=== DATASET RECORDS ===

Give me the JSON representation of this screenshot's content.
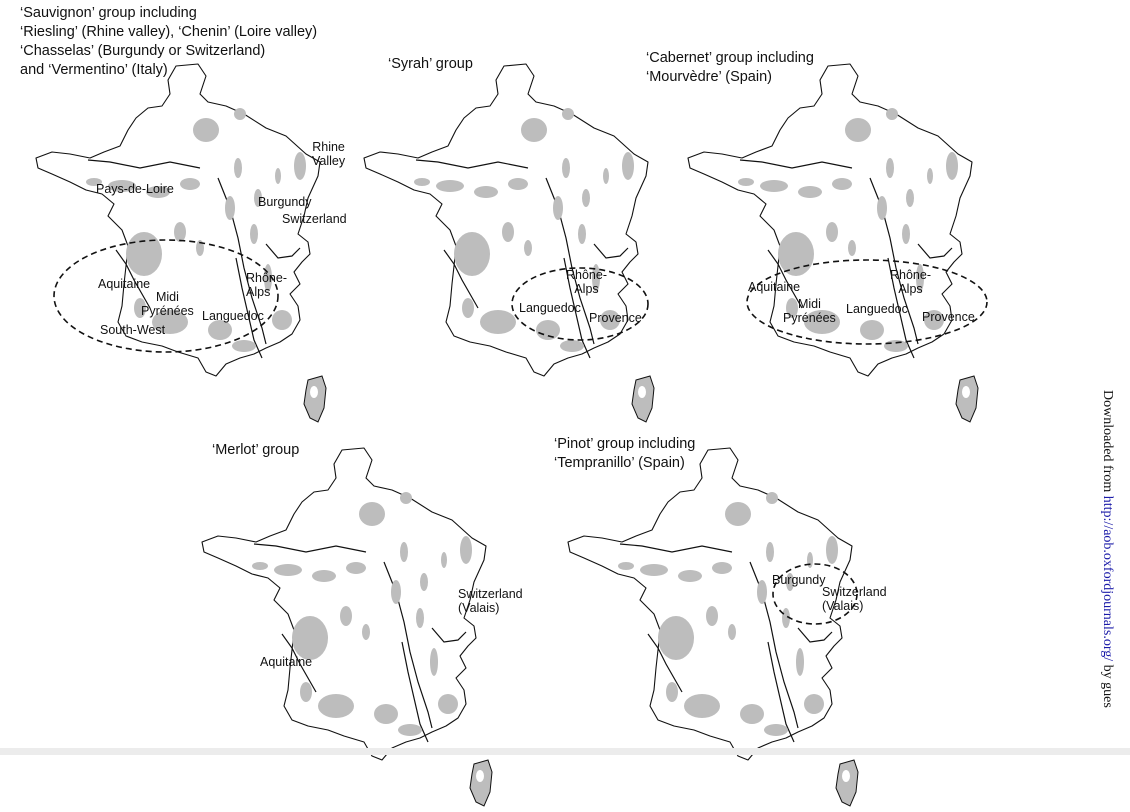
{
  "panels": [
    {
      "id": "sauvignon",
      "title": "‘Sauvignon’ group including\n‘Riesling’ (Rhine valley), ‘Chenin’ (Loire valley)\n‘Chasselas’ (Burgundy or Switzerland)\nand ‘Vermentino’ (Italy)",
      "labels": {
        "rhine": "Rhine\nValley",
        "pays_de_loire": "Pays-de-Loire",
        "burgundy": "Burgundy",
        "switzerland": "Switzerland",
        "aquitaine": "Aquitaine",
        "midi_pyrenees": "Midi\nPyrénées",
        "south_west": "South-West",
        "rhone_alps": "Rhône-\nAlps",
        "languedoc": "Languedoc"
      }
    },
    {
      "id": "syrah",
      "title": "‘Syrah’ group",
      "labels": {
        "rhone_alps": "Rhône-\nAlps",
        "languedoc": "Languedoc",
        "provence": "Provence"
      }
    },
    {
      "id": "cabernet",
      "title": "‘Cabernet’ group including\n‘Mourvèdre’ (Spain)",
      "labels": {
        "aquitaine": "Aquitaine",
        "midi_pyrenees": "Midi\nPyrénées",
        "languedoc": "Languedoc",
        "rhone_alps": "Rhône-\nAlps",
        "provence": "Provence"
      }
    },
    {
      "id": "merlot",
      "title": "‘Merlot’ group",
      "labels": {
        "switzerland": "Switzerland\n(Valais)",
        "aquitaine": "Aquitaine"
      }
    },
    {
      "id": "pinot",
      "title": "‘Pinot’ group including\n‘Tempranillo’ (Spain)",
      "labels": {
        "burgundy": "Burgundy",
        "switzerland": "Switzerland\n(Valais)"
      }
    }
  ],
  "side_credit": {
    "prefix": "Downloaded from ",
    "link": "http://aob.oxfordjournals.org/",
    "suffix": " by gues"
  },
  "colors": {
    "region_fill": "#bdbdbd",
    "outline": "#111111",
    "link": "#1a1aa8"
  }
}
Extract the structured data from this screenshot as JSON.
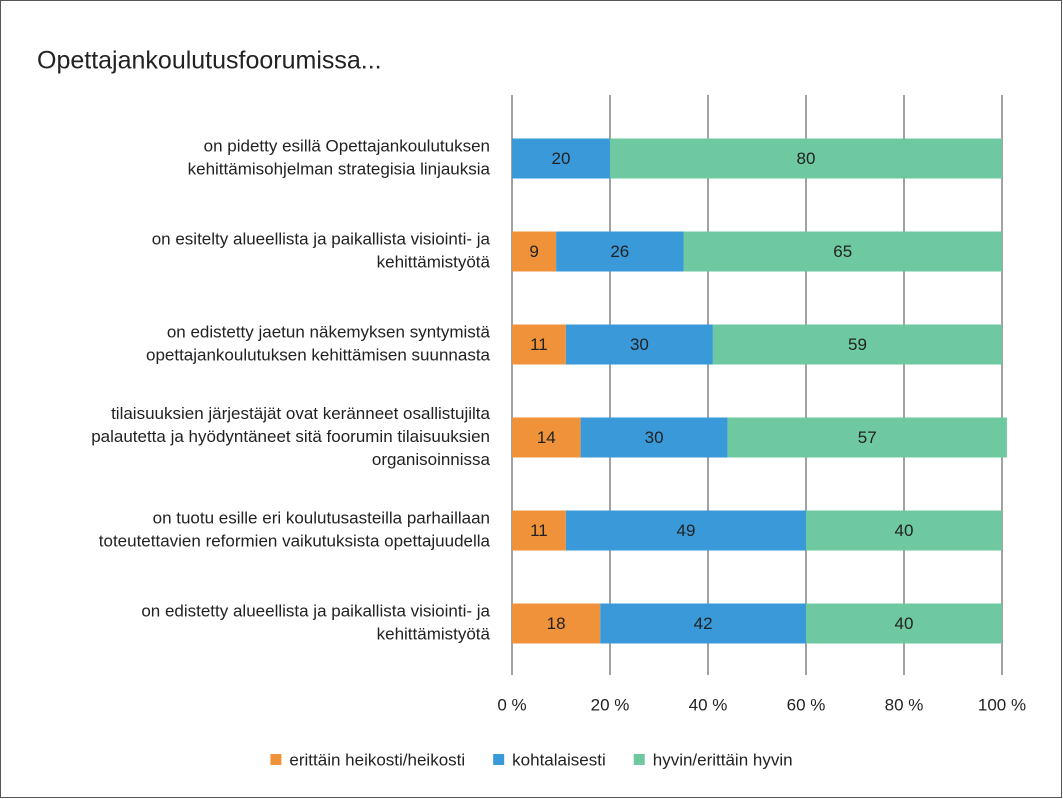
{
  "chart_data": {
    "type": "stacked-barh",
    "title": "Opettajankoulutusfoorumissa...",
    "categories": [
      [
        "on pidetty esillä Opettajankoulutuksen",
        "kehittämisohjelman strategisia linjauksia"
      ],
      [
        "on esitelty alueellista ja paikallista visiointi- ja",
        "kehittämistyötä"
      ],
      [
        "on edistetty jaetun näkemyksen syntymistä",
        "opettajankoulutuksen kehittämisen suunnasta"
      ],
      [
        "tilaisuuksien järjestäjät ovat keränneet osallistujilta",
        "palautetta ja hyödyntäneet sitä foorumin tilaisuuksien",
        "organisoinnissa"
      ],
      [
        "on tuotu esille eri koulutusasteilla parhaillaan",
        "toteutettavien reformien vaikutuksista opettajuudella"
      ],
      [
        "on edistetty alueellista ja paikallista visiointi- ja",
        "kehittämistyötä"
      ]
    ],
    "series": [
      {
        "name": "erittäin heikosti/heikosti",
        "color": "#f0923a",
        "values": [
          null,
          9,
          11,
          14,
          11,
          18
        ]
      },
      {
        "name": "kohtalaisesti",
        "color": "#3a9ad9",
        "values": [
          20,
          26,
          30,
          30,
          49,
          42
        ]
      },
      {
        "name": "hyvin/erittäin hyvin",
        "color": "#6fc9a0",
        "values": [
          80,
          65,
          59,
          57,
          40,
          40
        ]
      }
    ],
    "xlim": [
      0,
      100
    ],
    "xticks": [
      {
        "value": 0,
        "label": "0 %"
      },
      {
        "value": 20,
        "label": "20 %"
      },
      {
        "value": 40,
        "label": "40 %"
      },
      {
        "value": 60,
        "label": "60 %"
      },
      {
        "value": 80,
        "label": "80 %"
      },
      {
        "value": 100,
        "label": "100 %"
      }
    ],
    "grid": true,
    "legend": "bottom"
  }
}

===

• **WHAT NEEDS TO BE DONE**
In the records above, find each line with the word "Valais" and copy it.

• **WRITTEN ANSWER**
        "switzerland": "Switzerland\n(Valais)",
        "switzerland": "Switzerland\n(Valais)"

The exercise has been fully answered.